Set exercise:
Say how many lines of the listing below contain "charCodeAt", giving the number and nothing else.

(Extracted data entries)
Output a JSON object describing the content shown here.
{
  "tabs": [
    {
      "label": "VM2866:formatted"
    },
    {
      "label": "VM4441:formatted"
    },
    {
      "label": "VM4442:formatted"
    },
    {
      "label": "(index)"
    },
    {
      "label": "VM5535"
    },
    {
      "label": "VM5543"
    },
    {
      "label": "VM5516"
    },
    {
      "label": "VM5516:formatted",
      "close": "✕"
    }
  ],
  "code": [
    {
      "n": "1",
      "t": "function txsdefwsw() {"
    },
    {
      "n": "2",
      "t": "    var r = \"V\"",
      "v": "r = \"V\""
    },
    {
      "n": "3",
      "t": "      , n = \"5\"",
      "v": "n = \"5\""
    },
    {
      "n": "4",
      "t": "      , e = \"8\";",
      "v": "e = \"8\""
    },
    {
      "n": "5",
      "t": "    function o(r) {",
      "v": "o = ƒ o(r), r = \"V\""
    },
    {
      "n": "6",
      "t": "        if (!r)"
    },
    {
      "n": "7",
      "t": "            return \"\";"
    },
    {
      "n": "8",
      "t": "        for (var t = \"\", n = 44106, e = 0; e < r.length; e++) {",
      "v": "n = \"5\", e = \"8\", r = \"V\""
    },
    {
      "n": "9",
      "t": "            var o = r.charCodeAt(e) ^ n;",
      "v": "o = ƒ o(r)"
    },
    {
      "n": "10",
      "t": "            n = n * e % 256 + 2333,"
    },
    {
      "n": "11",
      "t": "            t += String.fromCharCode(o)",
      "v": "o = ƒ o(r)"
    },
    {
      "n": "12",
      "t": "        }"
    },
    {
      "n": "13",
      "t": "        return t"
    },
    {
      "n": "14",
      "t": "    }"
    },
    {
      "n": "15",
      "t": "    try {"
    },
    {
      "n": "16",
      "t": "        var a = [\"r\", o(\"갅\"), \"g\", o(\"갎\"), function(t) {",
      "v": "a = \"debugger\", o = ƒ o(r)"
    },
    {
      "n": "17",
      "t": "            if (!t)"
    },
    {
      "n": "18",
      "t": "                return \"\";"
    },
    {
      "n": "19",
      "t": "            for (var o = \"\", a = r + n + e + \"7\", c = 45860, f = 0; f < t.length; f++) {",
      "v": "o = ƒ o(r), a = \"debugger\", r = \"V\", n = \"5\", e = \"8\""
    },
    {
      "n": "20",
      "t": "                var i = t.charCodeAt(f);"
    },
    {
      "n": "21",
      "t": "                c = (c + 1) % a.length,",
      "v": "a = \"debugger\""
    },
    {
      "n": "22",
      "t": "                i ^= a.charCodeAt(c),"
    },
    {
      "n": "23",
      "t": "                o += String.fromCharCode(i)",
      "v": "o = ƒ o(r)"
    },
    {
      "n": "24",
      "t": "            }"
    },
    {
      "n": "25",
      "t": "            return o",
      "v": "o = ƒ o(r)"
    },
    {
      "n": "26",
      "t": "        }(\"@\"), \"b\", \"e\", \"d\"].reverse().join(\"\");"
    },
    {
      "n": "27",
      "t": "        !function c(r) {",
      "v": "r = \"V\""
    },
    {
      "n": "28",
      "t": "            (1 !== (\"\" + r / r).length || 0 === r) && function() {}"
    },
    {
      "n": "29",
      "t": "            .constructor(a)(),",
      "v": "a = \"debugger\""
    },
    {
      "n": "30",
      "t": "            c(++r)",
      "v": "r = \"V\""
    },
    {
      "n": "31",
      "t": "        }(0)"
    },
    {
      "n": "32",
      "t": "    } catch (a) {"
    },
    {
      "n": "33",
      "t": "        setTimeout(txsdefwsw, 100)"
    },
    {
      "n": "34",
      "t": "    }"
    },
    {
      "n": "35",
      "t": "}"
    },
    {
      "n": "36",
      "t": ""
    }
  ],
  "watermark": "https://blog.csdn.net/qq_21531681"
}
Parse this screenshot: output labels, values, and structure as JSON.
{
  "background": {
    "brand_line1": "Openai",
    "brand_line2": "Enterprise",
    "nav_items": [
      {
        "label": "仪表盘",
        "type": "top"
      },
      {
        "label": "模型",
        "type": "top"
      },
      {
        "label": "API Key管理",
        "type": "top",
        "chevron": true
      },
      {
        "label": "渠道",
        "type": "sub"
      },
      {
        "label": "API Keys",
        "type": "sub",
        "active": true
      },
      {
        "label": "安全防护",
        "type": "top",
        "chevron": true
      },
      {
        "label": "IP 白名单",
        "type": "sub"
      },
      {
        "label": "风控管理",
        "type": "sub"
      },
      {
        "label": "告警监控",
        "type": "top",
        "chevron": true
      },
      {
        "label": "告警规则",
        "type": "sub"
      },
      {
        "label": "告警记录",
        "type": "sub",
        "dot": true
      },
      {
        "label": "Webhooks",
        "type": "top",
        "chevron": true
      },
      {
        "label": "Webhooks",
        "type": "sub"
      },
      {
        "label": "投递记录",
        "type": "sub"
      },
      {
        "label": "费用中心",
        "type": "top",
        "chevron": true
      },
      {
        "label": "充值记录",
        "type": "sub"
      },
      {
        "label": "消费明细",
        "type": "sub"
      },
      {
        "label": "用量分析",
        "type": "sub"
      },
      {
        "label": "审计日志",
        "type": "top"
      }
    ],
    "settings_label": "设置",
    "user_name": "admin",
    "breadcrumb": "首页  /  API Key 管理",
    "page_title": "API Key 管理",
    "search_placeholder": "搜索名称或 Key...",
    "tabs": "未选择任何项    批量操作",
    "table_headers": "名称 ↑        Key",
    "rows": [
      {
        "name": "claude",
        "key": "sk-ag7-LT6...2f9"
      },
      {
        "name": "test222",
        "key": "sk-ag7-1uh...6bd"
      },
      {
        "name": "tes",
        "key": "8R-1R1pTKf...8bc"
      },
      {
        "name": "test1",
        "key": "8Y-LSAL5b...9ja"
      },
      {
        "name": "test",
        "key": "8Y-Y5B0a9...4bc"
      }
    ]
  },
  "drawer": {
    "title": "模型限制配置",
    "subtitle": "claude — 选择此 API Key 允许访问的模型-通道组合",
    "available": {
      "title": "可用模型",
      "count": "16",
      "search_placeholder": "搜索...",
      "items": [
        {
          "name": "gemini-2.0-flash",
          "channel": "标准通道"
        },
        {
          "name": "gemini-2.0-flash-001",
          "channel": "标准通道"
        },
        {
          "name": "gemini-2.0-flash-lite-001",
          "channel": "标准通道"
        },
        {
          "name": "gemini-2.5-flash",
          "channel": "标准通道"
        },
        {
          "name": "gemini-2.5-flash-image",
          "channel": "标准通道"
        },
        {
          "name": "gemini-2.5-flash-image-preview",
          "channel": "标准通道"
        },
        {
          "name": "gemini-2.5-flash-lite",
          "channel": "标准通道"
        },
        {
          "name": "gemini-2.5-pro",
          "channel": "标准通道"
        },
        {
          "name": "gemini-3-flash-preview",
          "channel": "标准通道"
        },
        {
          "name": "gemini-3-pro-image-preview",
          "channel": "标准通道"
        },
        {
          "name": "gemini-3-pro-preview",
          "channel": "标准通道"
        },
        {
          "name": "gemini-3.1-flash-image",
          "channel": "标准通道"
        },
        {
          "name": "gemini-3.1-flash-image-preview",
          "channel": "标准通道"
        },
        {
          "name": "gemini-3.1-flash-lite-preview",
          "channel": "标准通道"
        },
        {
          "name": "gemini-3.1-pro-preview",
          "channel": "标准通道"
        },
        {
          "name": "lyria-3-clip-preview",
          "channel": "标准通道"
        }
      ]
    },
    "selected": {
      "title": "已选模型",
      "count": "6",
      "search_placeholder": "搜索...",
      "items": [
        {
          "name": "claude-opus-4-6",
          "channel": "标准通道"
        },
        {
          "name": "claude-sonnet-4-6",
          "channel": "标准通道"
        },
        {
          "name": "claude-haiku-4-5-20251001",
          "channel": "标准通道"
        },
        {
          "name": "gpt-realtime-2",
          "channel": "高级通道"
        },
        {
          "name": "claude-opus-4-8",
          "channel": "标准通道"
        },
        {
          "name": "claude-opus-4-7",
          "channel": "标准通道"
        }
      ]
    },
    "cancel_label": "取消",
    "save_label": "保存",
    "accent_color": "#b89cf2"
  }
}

Solution to the problem:
3